[Dataset items]
------------------------------
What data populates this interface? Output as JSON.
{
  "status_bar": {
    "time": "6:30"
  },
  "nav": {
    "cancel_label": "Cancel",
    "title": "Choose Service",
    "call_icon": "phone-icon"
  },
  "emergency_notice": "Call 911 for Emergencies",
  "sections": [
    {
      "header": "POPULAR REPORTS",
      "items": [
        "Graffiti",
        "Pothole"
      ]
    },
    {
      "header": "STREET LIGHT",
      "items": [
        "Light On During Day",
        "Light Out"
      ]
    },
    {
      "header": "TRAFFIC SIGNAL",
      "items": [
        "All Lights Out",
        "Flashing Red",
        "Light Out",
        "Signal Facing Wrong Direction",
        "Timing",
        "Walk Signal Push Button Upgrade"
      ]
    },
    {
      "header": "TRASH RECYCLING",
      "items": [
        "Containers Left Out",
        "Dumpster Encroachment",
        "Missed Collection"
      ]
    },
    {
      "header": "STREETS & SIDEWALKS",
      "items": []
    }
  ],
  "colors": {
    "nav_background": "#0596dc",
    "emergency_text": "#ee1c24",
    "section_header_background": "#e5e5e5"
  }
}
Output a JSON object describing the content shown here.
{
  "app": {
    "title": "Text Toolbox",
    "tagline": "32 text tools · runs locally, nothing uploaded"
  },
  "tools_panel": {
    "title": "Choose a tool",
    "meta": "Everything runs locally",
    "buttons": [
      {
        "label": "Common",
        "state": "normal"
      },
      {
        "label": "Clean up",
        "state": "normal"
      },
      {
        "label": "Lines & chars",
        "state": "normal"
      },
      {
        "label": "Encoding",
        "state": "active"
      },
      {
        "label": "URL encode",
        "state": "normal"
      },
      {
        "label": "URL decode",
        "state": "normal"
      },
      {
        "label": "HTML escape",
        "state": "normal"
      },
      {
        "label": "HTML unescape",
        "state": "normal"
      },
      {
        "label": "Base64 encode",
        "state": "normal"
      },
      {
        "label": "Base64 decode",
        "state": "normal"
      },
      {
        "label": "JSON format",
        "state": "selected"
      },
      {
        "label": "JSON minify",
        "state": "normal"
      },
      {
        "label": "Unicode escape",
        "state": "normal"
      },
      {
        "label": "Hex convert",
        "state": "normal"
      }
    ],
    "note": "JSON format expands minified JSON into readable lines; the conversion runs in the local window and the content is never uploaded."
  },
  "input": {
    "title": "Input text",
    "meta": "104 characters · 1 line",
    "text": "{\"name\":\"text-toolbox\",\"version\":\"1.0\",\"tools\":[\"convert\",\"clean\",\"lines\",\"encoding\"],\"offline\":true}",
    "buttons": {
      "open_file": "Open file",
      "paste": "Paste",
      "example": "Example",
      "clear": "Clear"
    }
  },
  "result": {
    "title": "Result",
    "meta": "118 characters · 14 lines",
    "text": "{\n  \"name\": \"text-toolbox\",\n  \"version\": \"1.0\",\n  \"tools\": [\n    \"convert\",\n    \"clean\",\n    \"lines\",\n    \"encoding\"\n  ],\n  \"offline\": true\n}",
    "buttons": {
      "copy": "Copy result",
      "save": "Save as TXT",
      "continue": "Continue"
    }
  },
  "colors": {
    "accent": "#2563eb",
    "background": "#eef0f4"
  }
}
------------------------------
### Goal
Go through the records line by line and count those containing the string "decode". Give only the total.

### Written solution
2